- Exercise: Reproduce every entry in the listing without alteration.
|---|
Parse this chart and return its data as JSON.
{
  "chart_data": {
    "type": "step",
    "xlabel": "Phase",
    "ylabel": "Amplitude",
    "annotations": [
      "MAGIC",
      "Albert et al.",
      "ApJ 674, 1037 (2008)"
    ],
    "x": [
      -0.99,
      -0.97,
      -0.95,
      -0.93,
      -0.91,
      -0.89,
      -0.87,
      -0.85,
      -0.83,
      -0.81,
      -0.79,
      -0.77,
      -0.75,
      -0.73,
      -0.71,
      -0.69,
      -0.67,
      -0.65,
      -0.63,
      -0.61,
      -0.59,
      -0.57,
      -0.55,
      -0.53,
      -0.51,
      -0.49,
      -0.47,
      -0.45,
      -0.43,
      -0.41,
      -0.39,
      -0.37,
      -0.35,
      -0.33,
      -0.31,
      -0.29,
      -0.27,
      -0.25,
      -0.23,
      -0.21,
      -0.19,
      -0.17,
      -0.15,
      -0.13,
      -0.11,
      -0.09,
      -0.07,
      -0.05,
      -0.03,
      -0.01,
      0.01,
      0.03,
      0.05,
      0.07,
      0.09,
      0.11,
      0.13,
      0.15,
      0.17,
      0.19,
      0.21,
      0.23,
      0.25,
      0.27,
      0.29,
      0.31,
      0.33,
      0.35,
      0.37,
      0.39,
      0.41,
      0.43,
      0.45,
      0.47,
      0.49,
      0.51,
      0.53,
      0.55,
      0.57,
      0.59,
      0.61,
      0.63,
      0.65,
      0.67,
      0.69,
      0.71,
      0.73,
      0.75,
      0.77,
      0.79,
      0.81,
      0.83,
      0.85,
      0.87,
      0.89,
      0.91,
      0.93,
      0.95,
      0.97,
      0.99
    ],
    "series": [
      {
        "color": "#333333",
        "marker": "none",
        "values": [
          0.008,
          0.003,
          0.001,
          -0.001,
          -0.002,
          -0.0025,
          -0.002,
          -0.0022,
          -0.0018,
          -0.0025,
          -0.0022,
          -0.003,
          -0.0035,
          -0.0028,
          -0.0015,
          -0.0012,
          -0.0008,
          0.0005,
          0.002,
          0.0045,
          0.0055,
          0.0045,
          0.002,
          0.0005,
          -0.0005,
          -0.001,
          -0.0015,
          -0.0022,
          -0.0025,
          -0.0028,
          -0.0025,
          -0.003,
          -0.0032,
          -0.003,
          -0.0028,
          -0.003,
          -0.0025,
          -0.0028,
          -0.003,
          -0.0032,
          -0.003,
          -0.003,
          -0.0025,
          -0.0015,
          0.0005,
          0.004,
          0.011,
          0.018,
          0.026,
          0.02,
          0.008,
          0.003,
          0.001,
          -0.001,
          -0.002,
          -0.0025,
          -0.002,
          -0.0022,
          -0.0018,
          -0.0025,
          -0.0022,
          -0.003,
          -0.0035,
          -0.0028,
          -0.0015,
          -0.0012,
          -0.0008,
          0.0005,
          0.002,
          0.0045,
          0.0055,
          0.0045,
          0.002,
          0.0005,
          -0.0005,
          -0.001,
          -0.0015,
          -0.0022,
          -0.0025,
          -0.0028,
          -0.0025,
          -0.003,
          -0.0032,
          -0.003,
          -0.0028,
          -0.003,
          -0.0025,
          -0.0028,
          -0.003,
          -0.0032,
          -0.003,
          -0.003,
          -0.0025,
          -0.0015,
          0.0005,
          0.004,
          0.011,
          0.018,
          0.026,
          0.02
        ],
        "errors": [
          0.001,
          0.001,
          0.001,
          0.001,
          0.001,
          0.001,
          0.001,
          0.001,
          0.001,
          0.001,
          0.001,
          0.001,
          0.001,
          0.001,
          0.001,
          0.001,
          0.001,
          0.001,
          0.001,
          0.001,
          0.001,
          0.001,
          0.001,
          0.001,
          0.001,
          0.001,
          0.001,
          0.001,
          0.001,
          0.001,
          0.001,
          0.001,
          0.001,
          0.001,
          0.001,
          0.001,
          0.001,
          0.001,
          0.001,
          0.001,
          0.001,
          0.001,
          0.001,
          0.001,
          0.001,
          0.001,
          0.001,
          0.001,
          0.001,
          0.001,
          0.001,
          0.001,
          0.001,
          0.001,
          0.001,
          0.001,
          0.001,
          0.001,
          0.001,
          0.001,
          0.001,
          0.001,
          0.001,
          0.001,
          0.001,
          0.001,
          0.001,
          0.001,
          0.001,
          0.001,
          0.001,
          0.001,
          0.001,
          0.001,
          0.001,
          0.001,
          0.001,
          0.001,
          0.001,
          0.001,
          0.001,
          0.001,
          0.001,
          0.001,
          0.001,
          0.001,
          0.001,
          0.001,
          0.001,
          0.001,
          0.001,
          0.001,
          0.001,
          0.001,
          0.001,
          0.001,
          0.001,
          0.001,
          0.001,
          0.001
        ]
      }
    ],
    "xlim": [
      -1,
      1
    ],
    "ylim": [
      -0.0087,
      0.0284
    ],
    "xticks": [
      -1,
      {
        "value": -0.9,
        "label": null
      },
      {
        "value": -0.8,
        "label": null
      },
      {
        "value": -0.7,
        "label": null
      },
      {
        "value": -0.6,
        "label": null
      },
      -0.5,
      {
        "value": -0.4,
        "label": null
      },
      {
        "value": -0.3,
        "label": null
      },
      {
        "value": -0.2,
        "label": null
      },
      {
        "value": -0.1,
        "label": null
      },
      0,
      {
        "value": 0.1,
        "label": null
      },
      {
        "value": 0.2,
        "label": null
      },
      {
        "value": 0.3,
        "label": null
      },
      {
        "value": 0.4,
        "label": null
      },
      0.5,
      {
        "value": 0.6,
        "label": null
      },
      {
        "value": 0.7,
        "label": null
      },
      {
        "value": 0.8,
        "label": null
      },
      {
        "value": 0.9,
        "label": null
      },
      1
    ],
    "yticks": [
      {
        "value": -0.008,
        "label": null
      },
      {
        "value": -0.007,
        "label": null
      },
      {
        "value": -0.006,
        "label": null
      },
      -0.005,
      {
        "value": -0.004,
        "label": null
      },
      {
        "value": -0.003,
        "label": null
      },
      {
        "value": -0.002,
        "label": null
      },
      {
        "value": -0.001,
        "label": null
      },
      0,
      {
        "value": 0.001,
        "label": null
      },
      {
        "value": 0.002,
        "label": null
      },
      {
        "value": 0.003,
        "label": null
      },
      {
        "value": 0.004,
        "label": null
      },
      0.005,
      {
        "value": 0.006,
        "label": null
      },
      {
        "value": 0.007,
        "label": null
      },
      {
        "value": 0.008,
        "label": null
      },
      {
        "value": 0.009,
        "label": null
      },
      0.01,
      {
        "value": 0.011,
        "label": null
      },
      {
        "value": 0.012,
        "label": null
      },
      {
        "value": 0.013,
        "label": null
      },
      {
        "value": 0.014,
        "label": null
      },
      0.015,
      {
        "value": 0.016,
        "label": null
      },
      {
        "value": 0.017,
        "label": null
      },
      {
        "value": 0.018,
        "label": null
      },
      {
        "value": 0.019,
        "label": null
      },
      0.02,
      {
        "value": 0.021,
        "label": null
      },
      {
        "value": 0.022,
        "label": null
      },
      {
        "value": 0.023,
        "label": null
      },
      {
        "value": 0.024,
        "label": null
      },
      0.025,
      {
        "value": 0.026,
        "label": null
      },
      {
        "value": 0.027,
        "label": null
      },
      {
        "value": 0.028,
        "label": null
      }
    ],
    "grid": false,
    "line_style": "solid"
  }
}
|---|
- Solved problem:
Parse this chart and return its data as JSON.
{
  "chart_data": {
    "type": "step",
    "xlabel": "Phase",
    "ylabel": "Amplitude",
    "annotations": [
      "MAGIC",
      "Albert et al.",
      "ApJ 674, 1037 (2008)"
    ],
    "x": [
      -0.99,
      -0.97,
      -0.95,
      -0.93,
      -0.91,
      -0.89,
      -0.87,
      -0.85,
      -0.83,
      -0.81,
      -0.79,
      -0.77,
      -0.75,
      -0.73,
      -0.71,
      -0.69,
      -0.67,
      -0.65,
      -0.63,
      -0.61,
      -0.59,
      -0.57,
      -0.55,
      -0.53,
      -0.51,
      -0.49,
      -0.47,
      -0.45,
      -0.43,
      -0.41,
      -0.39,
      -0.37,
      -0.35,
      -0.33,
      -0.31,
      -0.29,
      -0.27,
      -0.25,
      -0.23,
      -0.21,
      -0.19,
      -0.17,
      -0.15,
      -0.13,
      -0.11,
      -0.09,
      -0.07,
      -0.05,
      -0.03,
      -0.01,
      0.01,
      0.03,
      0.05,
      0.07,
      0.09,
      0.11,
      0.13,
      0.15,
      0.17,
      0.19,
      0.21,
      0.23,
      0.25,
      0.27,
      0.29,
      0.31,
      0.33,
      0.35,
      0.37,
      0.39,
      0.41,
      0.43,
      0.45,
      0.47,
      0.49,
      0.51,
      0.53,
      0.55,
      0.57,
      0.59,
      0.61,
      0.63,
      0.65,
      0.67,
      0.69,
      0.71,
      0.73,
      0.75,
      0.77,
      0.79,
      0.81,
      0.83,
      0.85,
      0.87,
      0.89,
      0.91,
      0.93,
      0.95,
      0.97,
      0.99
    ],
    "series": [
      {
        "color": "#333333",
        "marker": "none",
        "values": [
          0.008,
          0.003,
          0.001,
          -0.001,
          -0.002,
          -0.0025,
          -0.002,
          -0.0022,
          -0.0018,
          -0.0025,
          -0.0022,
          -0.003,
          -0.0035,
          -0.0028,
          -0.0015,
          -0.0012,
          -0.0008,
          0.0005,
          0.002,
          0.0045,
          0.0055,
          0.0045,
          0.002,
          0.0005,
          -0.0005,
          -0.001,
          -0.0015,
          -0.0022,
          -0.0025,
          -0.0028,
          -0.0025,
          -0.003,
          -0.0032,
          -0.003,
          -0.0028,
          -0.003,
          -0.0025,
          -0.0028,
          -0.003,
          -0.0032,
          -0.003,
          -0.003,
          -0.0025,
          -0.0015,
          0.0005,
          0.004,
          0.011,
          0.018,
          0.026,
          0.02,
          0.008,
          0.003,
          0.001,
          -0.001,
          -0.002,
          -0.0025,
          -0.002,
          -0.0022,
          -0.0018,
          -0.0025,
          -0.0022,
          -0.003,
          -0.0035,
          -0.0028,
          -0.0015,
          -0.0012,
          -0.0008,
          0.0005,
          0.002,
          0.0045,
          0.0055,
          0.0045,
          0.002,
          0.0005,
          -0.0005,
          -0.001,
          -0.0015,
          -0.0022,
          -0.0025,
          -0.0028,
          -0.0025,
          -0.003,
          -0.0032,
          -0.003,
          -0.0028,
          -0.003,
          -0.0025,
          -0.0028,
          -0.003,
          -0.0032,
          -0.003,
          -0.003,
          -0.0025,
          -0.0015,
          0.0005,
          0.004,
          0.011,
          0.018,
          0.026,
          0.02
        ],
        "errors": [
          0.001,
          0.001,
          0.001,
          0.001,
          0.001,
          0.001,
          0.001,
          0.001,
          0.001,
          0.001,
          0.001,
          0.001,
          0.001,
          0.001,
          0.001,
          0.001,
          0.001,
          0.001,
          0.001,
          0.001,
          0.001,
          0.001,
          0.001,
          0.001,
          0.001,
          0.001,
          0.001,
          0.001,
          0.001,
          0.001,
          0.001,
          0.001,
          0.001,
          0.001,
          0.001,
          0.001,
          0.001,
          0.001,
          0.001,
          0.001,
          0.001,
          0.001,
          0.001,
          0.001,
          0.001,
          0.001,
          0.001,
          0.001,
          0.001,
          0.001,
          0.001,
          0.001,
          0.001,
          0.001,
          0.001,
          0.001,
          0.001,
          0.001,
          0.001,
          0.001,
          0.001,
          0.001,
          0.001,
          0.001,
          0.001,
          0.001,
          0.001,
          0.001,
          0.001,
          0.001,
          0.001,
          0.001,
          0.001,
          0.001,
          0.001,
          0.001,
          0.001,
          0.001,
          0.001,
          0.001,
          0.001,
          0.001,
          0.001,
          0.001,
          0.001,
          0.001,
          0.001,
          0.001,
          0.001,
          0.001,
          0.001,
          0.001,
          0.001,
          0.001,
          0.001,
          0.001,
          0.001,
          0.001,
          0.001,
          0.001
        ]
      }
    ],
    "xlim": [
      -1,
      1
    ],
    "ylim": [
      -0.0087,
      0.0284
    ],
    "xticks": [
      -1,
      {
        "value": -0.9,
        "label": null
      },
      {
        "value": -0.8,
        "label": null
      },
      {
        "value": -0.7,
        "label": null
      },
      {
        "value": -0.6,
        "label": null
      },
      -0.5,
      {
        "value": -0.4,
        "label": null
      },
      {
        "value": -0.3,
        "label": null
      },
      {
        "value": -0.2,
        "label": null
      },
      {
        "value": -0.1,
        "label": null
      },
      0,
      {
        "value": 0.1,
        "label": null
      },
      {
        "value": 0.2,
        "label": null
      },
      {
        "value": 0.3,
        "label": null
      },
      {
        "value": 0.4,
        "label": null
      },
      0.5,
      {
        "value": 0.6,
        "label": null
      },
      {
        "value": 0.7,
        "label": null
      },
      {
        "value": 0.8,
        "label": null
      },
      {
        "value": 0.9,
        "label": null
      },
      1
    ],
    "yticks": [
      {
        "value": -0.008,
        "label": null
      },
      {
        "value": -0.007,
        "label": null
      },
      {
        "value": -0.006,
        "label": null
      },
      -0.005,
      {
        "value": -0.004,
        "label": null
      },
      {
        "value": -0.003,
        "label": null
      },
      {
        "value": -0.002,
        "label": null
      },
      {
        "value": -0.001,
        "label": null
      },
      0,
      {
        "value": 0.001,
        "label": null
      },
      {
        "value": 0.002,
        "label": null
      },
      {
        "value": 0.003,
        "label": null
      },
      {
        "value": 0.004,
        "label": null
      },
      0.005,
      {
        "value": 0.006,
        "label": null
      },
      {
        "value": 0.007,
        "label": null
      },
      {
        "value": 0.008,
        "label": null
      },
      {
        "value": 0.009,
        "label": null
      },
      0.01,
      {
        "value": 0.011,
        "label": null
      },
      {
        "value": 0.012,
        "label": null
      },
      {
        "value": 0.013,
        "label": null
      },
      {
        "value": 0.014,
        "label": null
      },
      0.015,
      {
        "value": 0.016,
        "label": null
      },
      {
        "value": 0.017,
        "label": null
      },
      {
        "value": 0.018,
        "label": null
      },
      {
        "value": 0.019,
        "label": null
      },
      0.02,
      {
        "value": 0.021,
        "label": null
      },
      {
        "value": 0.022,
        "label": null
      },
      {
        "value": 0.023,
        "label": null
      },
      {
        "value": 0.024,
        "label": null
      },
      0.025,
      {
        "value": 0.026,
        "label": null
      },
      {
        "value": 0.027,
        "label": null
      },
      {
        "value": 0.028,
        "label": null
      }
    ],
    "grid": false,
    "line_style": "solid"
  }
}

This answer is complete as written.